PASSAGE GIVEN ->
START

Yet for all their vulgarity, the Farrelly Brothers’ films aren’t particularly offensive. At heart, they’re rather sweet romantic comedies. Unlike the young John Waters – still reigning king of the repugnant gross-out, if only for the chicken scene in Pink Flamingos – there’s nothing remotely subversive about them. They’re not out to terrorize, just amuse, a couple of giggling twelve year old boys with a Super 8 camera and a bag of fake snot.

With Me, Myself & Irene, the Farrelly Brothers have stumbled onto a perfect metaphor for their schizophrenic movies. Jim Carrey plays Charlie, a timid Rhode Island highway patrolman and cuckold. He’s been the laughing stock of his small town for years, the butt of every joke. One afternoon he’s finally pushed too far, and the rage he’s quashed for years erupts into a new personality – Hank, a belligerent lothario who acts on all of Charlie’s repressed impulses. Charlie and Hank fight over possession of the body they share, all while competing for the attentions of Irene (Rene Zellweger), a tourist attempting to escape the criminal machinations of her ex-boyfriend. Carrey and Zellweger make a wonderful team: her double takes and dumbfounded stares provide the perfect launchpad for his lunatic flights.

END

INPUT RECORDS ->

START

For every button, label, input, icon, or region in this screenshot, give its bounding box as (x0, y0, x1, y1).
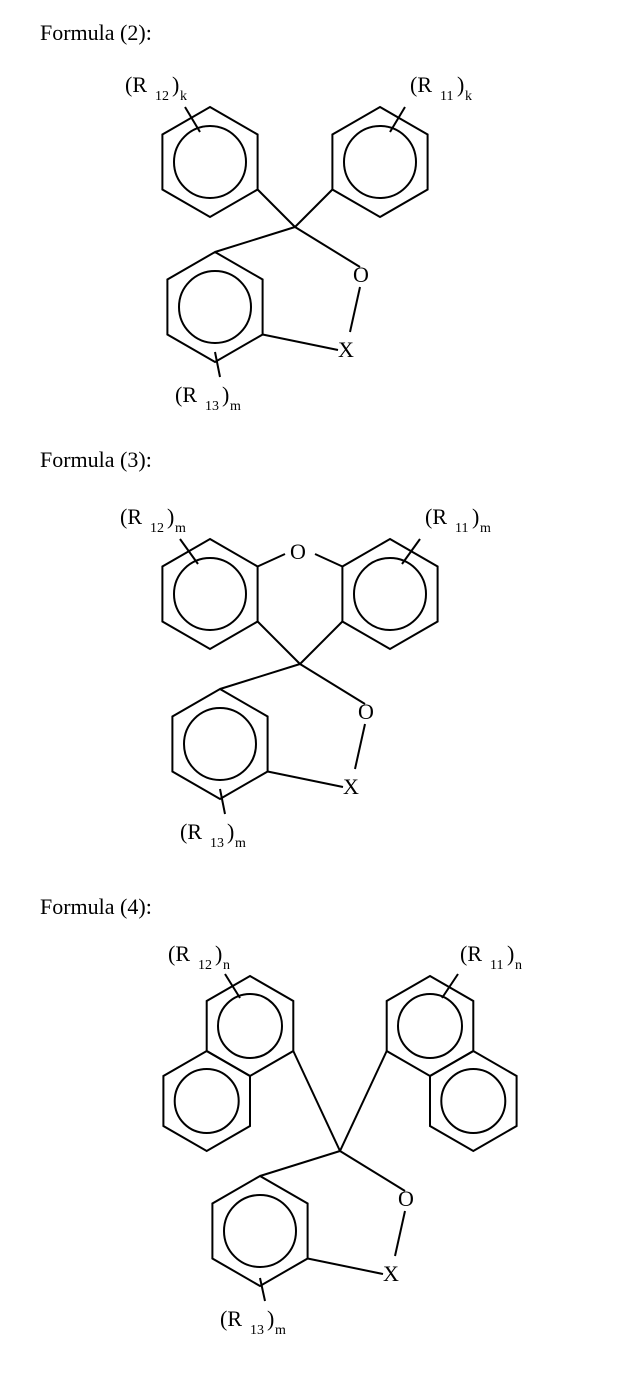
svg-text:O: O (358, 699, 374, 724)
svg-text:(R: (R (125, 72, 147, 97)
svg-text:X: X (338, 337, 354, 362)
svg-text:(R: (R (168, 941, 190, 966)
svg-text:11: 11 (490, 958, 503, 973)
svg-text:): ) (167, 504, 174, 529)
page-root: Formula (2): (0, 0, 638, 1381)
svg-text:m: m (480, 521, 491, 536)
formula-4-label: Formula (4): (40, 894, 628, 920)
svg-text:n: n (223, 958, 230, 973)
formula-3-diagram: (R 12 ) m (R 11 ) m O (R 13 ) m O X (80, 479, 628, 884)
svg-text:11: 11 (455, 521, 468, 536)
svg-text:13: 13 (250, 1323, 264, 1338)
svg-text:): ) (457, 72, 464, 97)
svg-text:): ) (267, 1306, 274, 1331)
svg-text:O: O (353, 262, 369, 287)
svg-text:m: m (235, 836, 246, 851)
svg-text:k: k (180, 89, 187, 104)
svg-text:n: n (515, 958, 522, 973)
svg-text:12: 12 (155, 89, 169, 104)
svg-text:12: 12 (198, 958, 212, 973)
svg-text:m: m (275, 1323, 286, 1338)
svg-text:): ) (215, 941, 222, 966)
svg-text:(R: (R (180, 819, 202, 844)
svg-text:X: X (343, 774, 359, 799)
svg-text:12: 12 (150, 521, 164, 536)
formula-3-label: Formula (3): (40, 447, 628, 473)
svg-text:m: m (230, 399, 241, 414)
svg-text:13: 13 (210, 836, 224, 851)
formula-2-label: Formula (2): (40, 20, 628, 46)
svg-text:(R: (R (410, 72, 432, 97)
svg-text:O: O (398, 1186, 414, 1211)
svg-text:(R: (R (120, 504, 142, 529)
svg-text:): ) (507, 941, 514, 966)
formula-2-diagram: (R 12 ) k (R 11 ) k (R 13 ) m O X (80, 52, 628, 437)
svg-text:k: k (465, 89, 472, 104)
svg-text:(R: (R (175, 382, 197, 407)
svg-text:O: O (290, 539, 306, 564)
svg-text:): ) (227, 819, 234, 844)
svg-text:): ) (472, 504, 479, 529)
svg-text:(R: (R (220, 1306, 242, 1331)
svg-text:11: 11 (440, 89, 453, 104)
svg-text:X: X (383, 1261, 399, 1286)
svg-text:13: 13 (205, 399, 219, 414)
svg-text:(R: (R (460, 941, 482, 966)
svg-text:): ) (222, 382, 229, 407)
formula-4-diagram: (R 12 ) n (R 11 ) n (R 13 ) m O X (80, 926, 628, 1361)
svg-text:m: m (175, 521, 186, 536)
svg-text:): ) (172, 72, 179, 97)
svg-text:(R: (R (425, 504, 447, 529)
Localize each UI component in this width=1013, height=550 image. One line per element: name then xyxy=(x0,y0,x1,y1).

END

PROBLEMS TO SOLVE ->
• A. Copy the rows from the line with "svg-text:O: O (358, 699, 374, 724)" to the line with "svg-text:(R: (R (175, 382, 197, 407)", including both of those lines.
• B. Pick up the film review of Me, Myself & Irene where it stops, writing what comes next.
The rows are unrelated to the film review.

IN RESPONSE ->
• A.
svg-text:O: O (358, 699, 374, 724)
svg-text:(R: (R (125, 72, 147, 97)
svg-text:X: X (338, 337, 354, 362)
svg-text:(R: (R (168, 941, 190, 966)
svg-text:11: 11 (490, 958, 503, 973)
svg-text:): ) (167, 504, 174, 529)
page-root: Formula (2): (0, 0, 638, 1381)
svg-text:m: m (480, 521, 491, 536)
formula-4-label: Formula (4): (40, 894, 628, 920)
svg-text:n: n (223, 958, 230, 973)
formula-3-diagram: (R 12 ) m (R 11 ) m O (R 13 ) m O X (80, 479, 628, 884)
svg-text:11: 11 (455, 521, 468, 536)
svg-text:13: 13 (250, 1323, 264, 1338)
svg-text:): ) (457, 72, 464, 97)
svg-text:): ) (267, 1306, 274, 1331)
svg-text:O: O (353, 262, 369, 287)
svg-text:m: m (235, 836, 246, 851)
svg-text:k: k (180, 89, 187, 104)
svg-text:n: n (515, 958, 522, 973)
svg-text:12: 12 (155, 89, 169, 104)
svg-text:12: 12 (198, 958, 212, 973)
svg-text:m: m (275, 1323, 286, 1338)
svg-text:): ) (215, 941, 222, 966)
svg-text:(R: (R (180, 819, 202, 844)
svg-text:X: X (343, 774, 359, 799)
svg-text:12: 12 (150, 521, 164, 536)
formula-3-label: Formula (3): (40, 447, 628, 473)
svg-text:m: m (230, 399, 241, 414)
svg-text:13: 13 (210, 836, 224, 851)
formula-2-label: Formula (2): (40, 20, 628, 46)
svg-text:(R: (R (410, 72, 432, 97)
svg-text:O: O (398, 1186, 414, 1211)
svg-text:(R: (R (120, 504, 142, 529)
svg-text:): ) (507, 941, 514, 966)
formula-2-diagram: (R 12 ) k (R 11 ) k (R 13 ) m O X (80, 52, 628, 437)
svg-text:k: k (465, 89, 472, 104)
svg-text:(R: (R (175, 382, 197, 407)

• B.
Carrey’s Hank is an inspired comic creation, without question the best role he’s ever had. After his dismal, restrained turn as Andy Kaufman in Man on the Moon (he delivered an imitation, not a performance) he seems liberated, free to indulge his gifts for slapstick and manic aggression. The aftermath of his first transformation from Charlie to Hank is the funniest scene since the prom night sequence of There’s Something About Mary, a riotous onslaught of outrageous misbehavior and nasty sight gags.

Like Jerry Lewis’ The Nutty Professor, the film milks laughs from the transformation of a nerdy milquetoast into a creature of pure id. It’s less Jekyll and Hyde than Heckle and Jeckle, though, since all that really changes is Charlie’s attitude; there’s no change in bodies to match the new temperament. Hank’s every encounter ends in a fistfight, and Charlie pays the price when he wakes up.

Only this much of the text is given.